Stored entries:
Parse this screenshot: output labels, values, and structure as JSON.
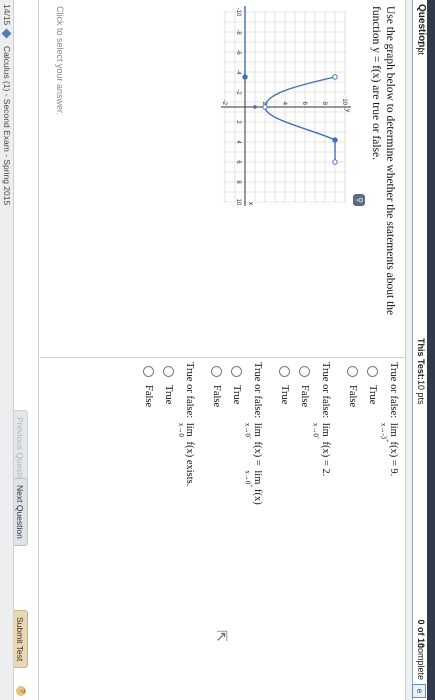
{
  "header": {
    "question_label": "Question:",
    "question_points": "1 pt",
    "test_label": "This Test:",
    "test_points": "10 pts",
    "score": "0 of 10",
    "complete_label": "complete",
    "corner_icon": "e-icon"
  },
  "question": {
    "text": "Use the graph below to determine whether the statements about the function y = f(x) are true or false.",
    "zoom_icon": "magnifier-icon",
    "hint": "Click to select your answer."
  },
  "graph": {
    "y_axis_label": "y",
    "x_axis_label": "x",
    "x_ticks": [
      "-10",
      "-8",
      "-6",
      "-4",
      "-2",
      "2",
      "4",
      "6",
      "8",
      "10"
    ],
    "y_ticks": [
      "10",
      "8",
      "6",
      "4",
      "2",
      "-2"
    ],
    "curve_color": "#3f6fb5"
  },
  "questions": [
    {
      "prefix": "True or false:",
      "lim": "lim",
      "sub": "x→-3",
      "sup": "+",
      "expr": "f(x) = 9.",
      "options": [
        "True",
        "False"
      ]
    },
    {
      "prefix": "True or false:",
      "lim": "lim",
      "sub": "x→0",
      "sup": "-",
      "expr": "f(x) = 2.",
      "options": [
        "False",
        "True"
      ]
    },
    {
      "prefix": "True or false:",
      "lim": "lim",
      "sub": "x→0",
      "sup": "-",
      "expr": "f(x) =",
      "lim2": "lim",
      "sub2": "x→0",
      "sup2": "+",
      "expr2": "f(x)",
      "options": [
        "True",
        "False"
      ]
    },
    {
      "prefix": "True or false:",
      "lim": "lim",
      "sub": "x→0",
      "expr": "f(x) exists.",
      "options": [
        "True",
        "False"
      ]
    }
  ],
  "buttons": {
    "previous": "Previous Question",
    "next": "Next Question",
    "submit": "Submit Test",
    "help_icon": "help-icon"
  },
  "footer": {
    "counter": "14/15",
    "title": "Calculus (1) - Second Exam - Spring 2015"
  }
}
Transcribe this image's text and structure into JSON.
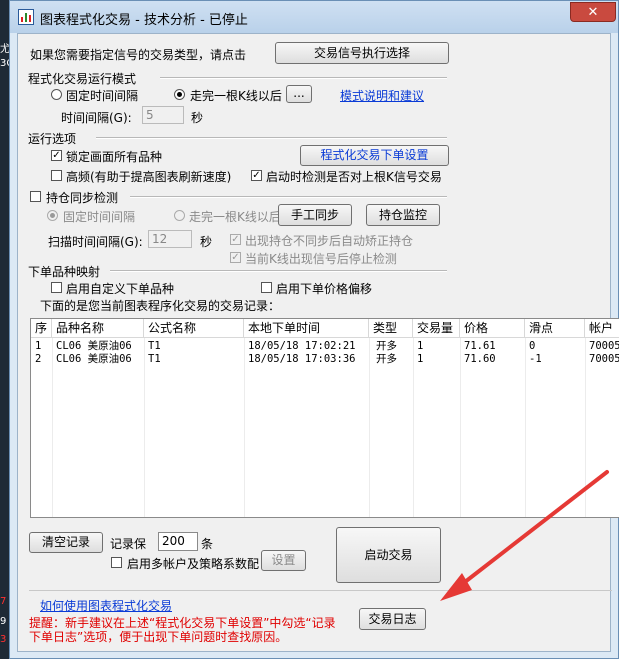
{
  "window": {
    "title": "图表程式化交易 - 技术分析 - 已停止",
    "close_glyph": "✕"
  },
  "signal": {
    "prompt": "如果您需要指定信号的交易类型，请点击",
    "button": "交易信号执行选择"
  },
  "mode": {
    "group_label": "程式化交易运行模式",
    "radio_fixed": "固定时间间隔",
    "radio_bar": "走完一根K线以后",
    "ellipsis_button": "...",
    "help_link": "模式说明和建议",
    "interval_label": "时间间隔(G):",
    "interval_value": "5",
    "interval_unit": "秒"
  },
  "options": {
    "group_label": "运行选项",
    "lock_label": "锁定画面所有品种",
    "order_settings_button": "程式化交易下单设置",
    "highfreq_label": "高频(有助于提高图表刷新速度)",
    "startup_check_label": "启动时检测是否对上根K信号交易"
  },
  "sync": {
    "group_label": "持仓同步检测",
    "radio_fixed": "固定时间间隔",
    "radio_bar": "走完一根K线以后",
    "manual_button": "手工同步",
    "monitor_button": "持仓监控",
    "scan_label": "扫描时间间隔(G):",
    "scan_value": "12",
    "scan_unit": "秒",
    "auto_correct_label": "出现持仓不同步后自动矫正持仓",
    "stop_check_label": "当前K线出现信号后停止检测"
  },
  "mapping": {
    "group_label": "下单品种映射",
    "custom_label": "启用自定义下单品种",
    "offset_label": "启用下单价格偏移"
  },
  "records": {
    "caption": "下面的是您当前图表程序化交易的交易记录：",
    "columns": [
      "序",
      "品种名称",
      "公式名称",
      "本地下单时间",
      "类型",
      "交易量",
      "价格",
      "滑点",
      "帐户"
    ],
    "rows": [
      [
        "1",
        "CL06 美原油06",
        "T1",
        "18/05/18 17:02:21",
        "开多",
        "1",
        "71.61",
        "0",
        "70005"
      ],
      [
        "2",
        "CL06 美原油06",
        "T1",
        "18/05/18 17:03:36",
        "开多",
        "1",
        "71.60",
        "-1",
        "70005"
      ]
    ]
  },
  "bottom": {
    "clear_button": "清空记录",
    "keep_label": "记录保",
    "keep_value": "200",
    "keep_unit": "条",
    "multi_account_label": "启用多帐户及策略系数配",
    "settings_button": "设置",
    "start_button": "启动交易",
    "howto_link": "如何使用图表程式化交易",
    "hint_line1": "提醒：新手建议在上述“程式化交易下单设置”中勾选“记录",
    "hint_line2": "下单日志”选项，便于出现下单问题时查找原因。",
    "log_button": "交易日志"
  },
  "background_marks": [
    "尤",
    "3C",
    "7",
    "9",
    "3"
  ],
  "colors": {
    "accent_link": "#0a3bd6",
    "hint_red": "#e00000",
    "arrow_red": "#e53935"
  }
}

#### TASK GOAL:
Using the listing above, pull out all lines that hold the word "程式化交易下单设置".

#### TASK RESPONSE:
    "order_settings_button": "程式化交易下单设置",
    "hint_line1": "提醒：新手建议在上述“程式化交易下单设置”中勾选“记录",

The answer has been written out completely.